Source records
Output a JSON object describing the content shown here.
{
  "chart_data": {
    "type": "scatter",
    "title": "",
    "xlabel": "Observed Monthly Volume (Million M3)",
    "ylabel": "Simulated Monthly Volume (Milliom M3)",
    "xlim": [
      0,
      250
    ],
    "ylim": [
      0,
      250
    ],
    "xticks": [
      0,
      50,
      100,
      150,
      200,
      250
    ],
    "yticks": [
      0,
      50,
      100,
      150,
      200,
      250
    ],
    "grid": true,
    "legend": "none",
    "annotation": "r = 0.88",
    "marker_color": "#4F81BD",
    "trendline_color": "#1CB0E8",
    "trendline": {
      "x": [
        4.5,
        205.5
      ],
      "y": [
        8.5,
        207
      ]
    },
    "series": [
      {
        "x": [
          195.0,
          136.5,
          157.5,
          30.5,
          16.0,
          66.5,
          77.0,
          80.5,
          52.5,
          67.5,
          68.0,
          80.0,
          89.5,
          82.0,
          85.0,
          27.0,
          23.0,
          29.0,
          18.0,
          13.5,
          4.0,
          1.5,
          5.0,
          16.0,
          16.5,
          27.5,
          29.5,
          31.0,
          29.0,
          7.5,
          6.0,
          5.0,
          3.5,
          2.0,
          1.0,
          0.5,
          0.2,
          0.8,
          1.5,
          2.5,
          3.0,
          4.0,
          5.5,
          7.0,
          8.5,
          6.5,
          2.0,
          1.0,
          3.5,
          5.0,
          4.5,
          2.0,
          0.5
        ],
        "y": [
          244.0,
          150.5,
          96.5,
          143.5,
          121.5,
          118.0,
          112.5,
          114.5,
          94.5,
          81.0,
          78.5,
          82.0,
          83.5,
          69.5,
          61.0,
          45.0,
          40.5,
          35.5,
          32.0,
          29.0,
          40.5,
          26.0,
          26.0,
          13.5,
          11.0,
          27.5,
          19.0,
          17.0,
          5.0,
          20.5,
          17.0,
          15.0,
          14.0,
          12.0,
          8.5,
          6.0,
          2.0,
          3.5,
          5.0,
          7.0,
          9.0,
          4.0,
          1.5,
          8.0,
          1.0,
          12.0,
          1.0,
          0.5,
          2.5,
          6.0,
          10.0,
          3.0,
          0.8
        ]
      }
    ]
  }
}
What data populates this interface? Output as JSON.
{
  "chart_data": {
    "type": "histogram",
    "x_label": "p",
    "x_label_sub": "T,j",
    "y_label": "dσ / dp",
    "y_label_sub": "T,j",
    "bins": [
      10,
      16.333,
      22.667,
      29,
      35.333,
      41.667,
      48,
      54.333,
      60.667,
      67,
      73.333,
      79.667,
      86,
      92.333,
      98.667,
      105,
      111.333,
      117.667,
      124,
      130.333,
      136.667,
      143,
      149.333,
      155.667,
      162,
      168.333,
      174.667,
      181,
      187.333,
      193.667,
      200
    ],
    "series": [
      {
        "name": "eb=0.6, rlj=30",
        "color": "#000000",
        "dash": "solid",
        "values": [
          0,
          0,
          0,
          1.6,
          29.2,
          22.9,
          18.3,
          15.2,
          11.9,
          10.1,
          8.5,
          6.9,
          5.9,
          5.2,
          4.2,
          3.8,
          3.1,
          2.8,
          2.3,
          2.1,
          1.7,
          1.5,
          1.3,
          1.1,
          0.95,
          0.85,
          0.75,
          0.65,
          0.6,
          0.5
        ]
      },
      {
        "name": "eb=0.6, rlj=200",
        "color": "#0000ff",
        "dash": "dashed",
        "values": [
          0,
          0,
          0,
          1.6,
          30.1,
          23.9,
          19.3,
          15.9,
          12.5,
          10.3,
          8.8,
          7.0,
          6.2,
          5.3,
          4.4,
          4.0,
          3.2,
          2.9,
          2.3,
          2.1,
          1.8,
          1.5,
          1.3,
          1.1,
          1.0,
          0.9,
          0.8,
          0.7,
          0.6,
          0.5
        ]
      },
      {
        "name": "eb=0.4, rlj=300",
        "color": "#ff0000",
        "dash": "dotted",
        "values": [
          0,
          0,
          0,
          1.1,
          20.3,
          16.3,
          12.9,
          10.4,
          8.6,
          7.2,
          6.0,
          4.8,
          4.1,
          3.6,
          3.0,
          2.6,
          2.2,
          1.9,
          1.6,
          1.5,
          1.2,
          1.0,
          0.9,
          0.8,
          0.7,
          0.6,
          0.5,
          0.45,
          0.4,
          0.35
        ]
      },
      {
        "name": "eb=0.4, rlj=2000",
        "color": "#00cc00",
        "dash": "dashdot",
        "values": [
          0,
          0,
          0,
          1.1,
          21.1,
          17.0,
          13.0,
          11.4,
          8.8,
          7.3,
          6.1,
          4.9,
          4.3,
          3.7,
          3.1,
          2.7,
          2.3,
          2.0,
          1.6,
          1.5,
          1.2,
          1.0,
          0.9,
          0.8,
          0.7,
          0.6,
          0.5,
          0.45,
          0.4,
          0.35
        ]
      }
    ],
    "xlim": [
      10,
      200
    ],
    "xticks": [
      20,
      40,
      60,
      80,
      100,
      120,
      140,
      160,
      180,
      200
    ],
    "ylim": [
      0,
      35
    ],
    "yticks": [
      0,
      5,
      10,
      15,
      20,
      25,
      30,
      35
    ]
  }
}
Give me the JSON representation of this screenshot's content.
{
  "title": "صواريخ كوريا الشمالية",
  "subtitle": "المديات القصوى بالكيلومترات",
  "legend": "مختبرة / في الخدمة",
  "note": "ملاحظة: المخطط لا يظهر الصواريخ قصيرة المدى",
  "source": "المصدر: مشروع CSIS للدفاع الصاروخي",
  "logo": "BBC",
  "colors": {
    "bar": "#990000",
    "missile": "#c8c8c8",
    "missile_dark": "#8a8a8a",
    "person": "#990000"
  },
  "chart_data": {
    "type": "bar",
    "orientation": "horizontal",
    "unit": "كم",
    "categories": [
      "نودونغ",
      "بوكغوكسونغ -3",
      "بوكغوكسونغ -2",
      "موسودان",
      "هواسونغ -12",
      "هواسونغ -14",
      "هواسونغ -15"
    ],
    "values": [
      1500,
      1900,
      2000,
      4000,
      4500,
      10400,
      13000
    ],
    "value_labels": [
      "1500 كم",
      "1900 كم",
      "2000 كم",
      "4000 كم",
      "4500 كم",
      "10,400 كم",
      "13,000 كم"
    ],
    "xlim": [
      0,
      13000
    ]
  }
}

§ What is asked: Copy whichever lines in the listing above contain the word "dash".

§ Answer:
        "dash": "solid",
        "dash": "dashed",
        "dash": "dotted",
        "dash": "dashdot",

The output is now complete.